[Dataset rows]
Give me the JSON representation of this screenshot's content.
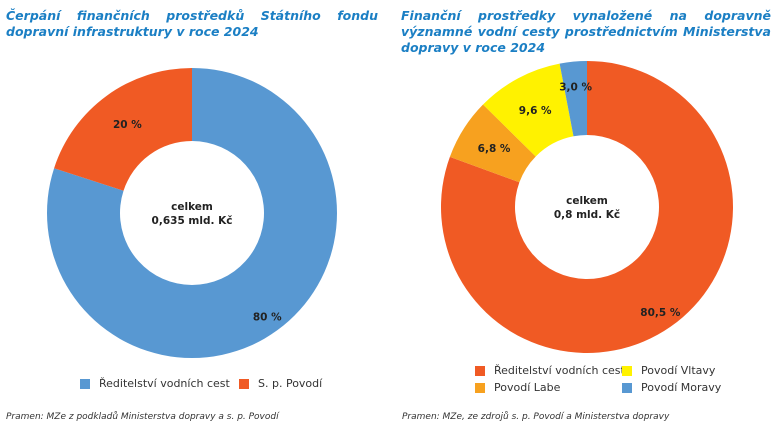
{
  "chart_data": [
    {
      "type": "pie",
      "variant": "donut",
      "title": "Čerpání finančních prostředků Státního fondu dopravní infrastruktury v roce 2024",
      "center_label": [
        "celkem",
        "0,635 mld. Kč"
      ],
      "categories": [
        "Ředitelství vodních cest",
        "S. p. Povodí"
      ],
      "values": [
        80,
        20
      ],
      "value_labels": [
        "80 %",
        "20 %"
      ],
      "colors": [
        "#5898d2",
        "#f05a24"
      ],
      "legend_position": "bottom",
      "source": "Pramen: MZe z podkladů Ministerstva dopravy a s. p. Povodí"
    },
    {
      "type": "pie",
      "variant": "donut",
      "title": "Finanční prostředky vynaložené na dopravně významné vodní cesty prostřednictvím Ministerstva dopravy v roce 2024",
      "center_label": [
        "celkem",
        "0,8 mld. Kč"
      ],
      "categories": [
        "Ředitelství vodních cest",
        "Povodí Labe",
        "Povodí Vltavy",
        "Povodí Moravy"
      ],
      "values": [
        80.5,
        6.8,
        9.6,
        3.0
      ],
      "value_labels": [
        "80,5 %",
        "6,8 %",
        "9,6 %",
        "3,0 %"
      ],
      "colors": [
        "#f05a24",
        "#f7a11f",
        "#fff200",
        "#5898d2"
      ],
      "legend_position": "bottom",
      "source": "Pramen: MZe, ze zdrojů s. p. Povodí a Ministerstva dopravy"
    }
  ]
}
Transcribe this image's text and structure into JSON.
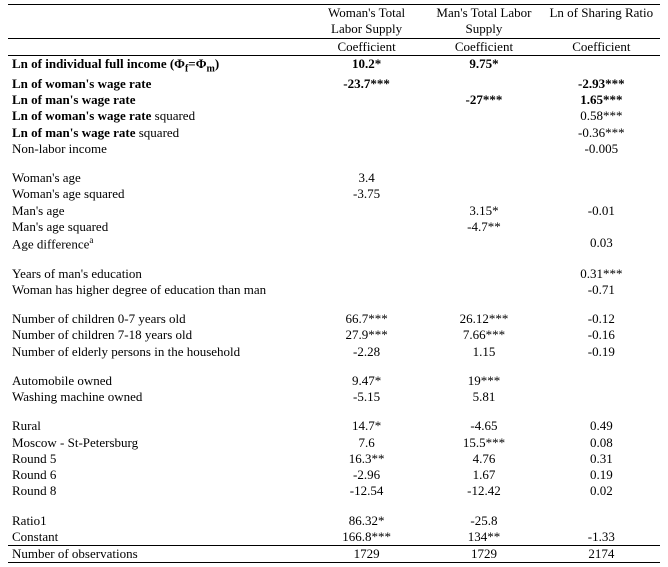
{
  "headers": {
    "woman_total": "Woman's Total Labor Supply",
    "man_total": "Man's Total Labor Supply",
    "sharing": "Ln of Sharing Ratio",
    "coef": "Coefficient"
  },
  "rows": [
    {
      "label": "Ln of individual full income (Φᵣ=Φₘ)",
      "alt_label": "Ln of individual full income (Φf=Φm)",
      "bold": true,
      "w": "10.2*",
      "m": "9.75*",
      "s": ""
    },
    {
      "label": "Ln of woman's wage rate",
      "bold": true,
      "w": "-23.7***",
      "m": "",
      "s": "-2.93***",
      "s_bold": true
    },
    {
      "label": "Ln of man's wage rate",
      "bold": true,
      "w": "",
      "m": "-27***",
      "s": "1.65***",
      "s_bold": true
    },
    {
      "label": "Ln of woman's wage rate squared",
      "bold_prefix": "Ln of woman's wage rate",
      "suffix": " squared",
      "w": "",
      "m": "",
      "s": "0.58***"
    },
    {
      "label": "Ln of man's wage rate squared",
      "bold_prefix": "Ln of man's wage rate",
      "suffix": " squared",
      "w": "",
      "m": "",
      "s": "-0.36***"
    },
    {
      "label": "Non-labor income",
      "w": "",
      "m": "",
      "s": "-0.005"
    },
    {
      "spacer": true
    },
    {
      "label": "Woman's age",
      "w": "3.4",
      "m": "",
      "s": ""
    },
    {
      "label": "Woman's age squared",
      "w": "-3.75",
      "m": "",
      "s": ""
    },
    {
      "label": "Man's age",
      "w": "",
      "m": "3.15*",
      "s": "-0.01"
    },
    {
      "label": "Man's age squared",
      "w": "",
      "m": "-4.7**",
      "s": ""
    },
    {
      "label": "Age difference",
      "sup": "a",
      "w": "",
      "m": "",
      "s": "0.03"
    },
    {
      "spacer": true
    },
    {
      "label": "Years of man's education",
      "w": "",
      "m": "",
      "s": "0.31***"
    },
    {
      "label": "Woman has higher degree of education than man",
      "w": "",
      "m": "",
      "s": "-0.71"
    },
    {
      "spacer": true
    },
    {
      "label": "Number of children 0-7 years old",
      "w": "66.7***",
      "m": "26.12***",
      "s": "-0.12"
    },
    {
      "label": "Number of children 7-18 years old",
      "w": "27.9***",
      "m": "7.66***",
      "s": "-0.16"
    },
    {
      "label": "Number of elderly persons in the household",
      "w": "-2.28",
      "m": "1.15",
      "s": "-0.19"
    },
    {
      "spacer": true
    },
    {
      "label": "Automobile owned",
      "w": "9.47*",
      "m": "19***",
      "s": ""
    },
    {
      "label": "Washing machine owned",
      "w": "-5.15",
      "m": "5.81",
      "s": ""
    },
    {
      "spacer": true
    },
    {
      "label": "Rural",
      "w": "14.7*",
      "m": "-4.65",
      "s": "0.49"
    },
    {
      "label": "Moscow - St-Petersburg",
      "w": "7.6",
      "m": "15.5***",
      "s": "0.08"
    },
    {
      "label": "Round 5",
      "w": "16.3**",
      "m": "4.76",
      "s": "0.31"
    },
    {
      "label": "Round 6",
      "w": "-2.96",
      "m": "1.67",
      "s": "0.19"
    },
    {
      "label": "Round 8",
      "w": "-12.54",
      "m": "-12.42",
      "s": "0.02"
    },
    {
      "spacer": true
    },
    {
      "label": "Ratio1",
      "w": "86.32*",
      "m": "-25.8",
      "s": ""
    },
    {
      "label": "Constant",
      "w": "166.8***",
      "m": "134**",
      "s": "-1.33"
    }
  ],
  "footer": {
    "label": "Number of observations",
    "w": "1729",
    "m": "1729",
    "s": "2174"
  }
}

DO THIS:
Restate the whole listing above exactly, please, omitting every image.

REPLY:
Give me the JSON representation of this screenshot's content.
{
  "chart_data": [
    {
      "type": "pie",
      "variant": "donut",
      "title": "Čerpání finančních prostředků Státního fondu dopravní infrastruktury v roce 2024",
      "center_label": [
        "celkem",
        "0,635 mld. Kč"
      ],
      "categories": [
        "Ředitelství vodních cest",
        "S. p. Povodí"
      ],
      "values": [
        80,
        20
      ],
      "value_labels": [
        "80 %",
        "20 %"
      ],
      "colors": [
        "#5898d2",
        "#f05a24"
      ],
      "legend_position": "bottom",
      "source": "Pramen: MZe z podkladů Ministerstva dopravy a s. p. Povodí"
    },
    {
      "type": "pie",
      "variant": "donut",
      "title": "Finanční prostředky vynaložené na dopravně významné vodní cesty prostřednictvím Ministerstva dopravy v roce 2024",
      "center_label": [
        "celkem",
        "0,8 mld. Kč"
      ],
      "categories": [
        "Ředitelství vodních cest",
        "Povodí Labe",
        "Povodí Vltavy",
        "Povodí Moravy"
      ],
      "values": [
        80.5,
        6.8,
        9.6,
        3.0
      ],
      "value_labels": [
        "80,5 %",
        "6,8 %",
        "9,6 %",
        "3,0 %"
      ],
      "colors": [
        "#f05a24",
        "#f7a11f",
        "#fff200",
        "#5898d2"
      ],
      "legend_position": "bottom",
      "source": "Pramen: MZe, ze zdrojů s. p. Povodí a Ministerstva dopravy"
    }
  ]
}
Transcribe this image's text and structure into JSON.
{
  "headers": {
    "woman_total": "Woman's Total Labor Supply",
    "man_total": "Man's Total Labor Supply",
    "sharing": "Ln of Sharing Ratio",
    "coef": "Coefficient"
  },
  "rows": [
    {
      "label": "Ln of individual full income (Φᵣ=Φₘ)",
      "alt_label": "Ln of individual full income (Φf=Φm)",
      "bold": true,
      "w": "10.2*",
      "m": "9.75*",
      "s": ""
    },
    {
      "label": "Ln of woman's wage rate",
      "bold": true,
      "w": "-23.7***",
      "m": "",
      "s": "-2.93***",
      "s_bold": true
    },
    {
      "label": "Ln of man's wage rate",
      "bold": true,
      "w": "",
      "m": "-27***",
      "s": "1.65***",
      "s_bold": true
    },
    {
      "label": "Ln of woman's wage rate squared",
      "bold_prefix": "Ln of woman's wage rate",
      "suffix": " squared",
      "w": "",
      "m": "",
      "s": "0.58***"
    },
    {
      "label": "Ln of man's wage rate squared",
      "bold_prefix": "Ln of man's wage rate",
      "suffix": " squared",
      "w": "",
      "m": "",
      "s": "-0.36***"
    },
    {
      "label": "Non-labor income",
      "w": "",
      "m": "",
      "s": "-0.005"
    },
    {
      "spacer": true
    },
    {
      "label": "Woman's age",
      "w": "3.4",
      "m": "",
      "s": ""
    },
    {
      "label": "Woman's age squared",
      "w": "-3.75",
      "m": "",
      "s": ""
    },
    {
      "label": "Man's age",
      "w": "",
      "m": "3.15*",
      "s": "-0.01"
    },
    {
      "label": "Man's age squared",
      "w": "",
      "m": "-4.7**",
      "s": ""
    },
    {
      "label": "Age difference",
      "sup": "a",
      "w": "",
      "m": "",
      "s": "0.03"
    },
    {
      "spacer": true
    },
    {
      "label": "Years of man's education",
      "w": "",
      "m": "",
      "s": "0.31***"
    },
    {
      "label": "Woman has higher degree of education than man",
      "w": "",
      "m": "",
      "s": "-0.71"
    },
    {
      "spacer": true
    },
    {
      "label": "Number of children 0-7 years old",
      "w": "66.7***",
      "m": "26.12***",
      "s": "-0.12"
    },
    {
      "label": "Number of children 7-18 years old",
      "w": "27.9***",
      "m": "7.66***",
      "s": "-0.16"
    },
    {
      "label": "Number of elderly persons in the household",
      "w": "-2.28",
      "m": "1.15",
      "s": "-0.19"
    },
    {
      "spacer": true
    },
    {
      "label": "Automobile owned",
      "w": "9.47*",
      "m": "19***",
      "s": ""
    },
    {
      "label": "Washing machine owned",
      "w": "-5.15",
      "m": "5.81",
      "s": ""
    },
    {
      "spacer": true
    },
    {
      "label": "Rural",
      "w": "14.7*",
      "m": "-4.65",
      "s": "0.49"
    },
    {
      "label": "Moscow - St-Petersburg",
      "w": "7.6",
      "m": "15.5***",
      "s": "0.08"
    },
    {
      "label": "Round 5",
      "w": "16.3**",
      "m": "4.76",
      "s": "0.31"
    },
    {
      "label": "Round 6",
      "w": "-2.96",
      "m": "1.67",
      "s": "0.19"
    },
    {
      "label": "Round 8",
      "w": "-12.54",
      "m": "-12.42",
      "s": "0.02"
    },
    {
      "spacer": true
    },
    {
      "label": "Ratio1",
      "w": "86.32*",
      "m": "-25.8",
      "s": ""
    },
    {
      "label": "Constant",
      "w": "166.8***",
      "m": "134**",
      "s": "-1.33"
    }
  ],
  "footer": {
    "label": "Number of observations",
    "w": "1729",
    "m": "1729",
    "s": "2174"
  }
}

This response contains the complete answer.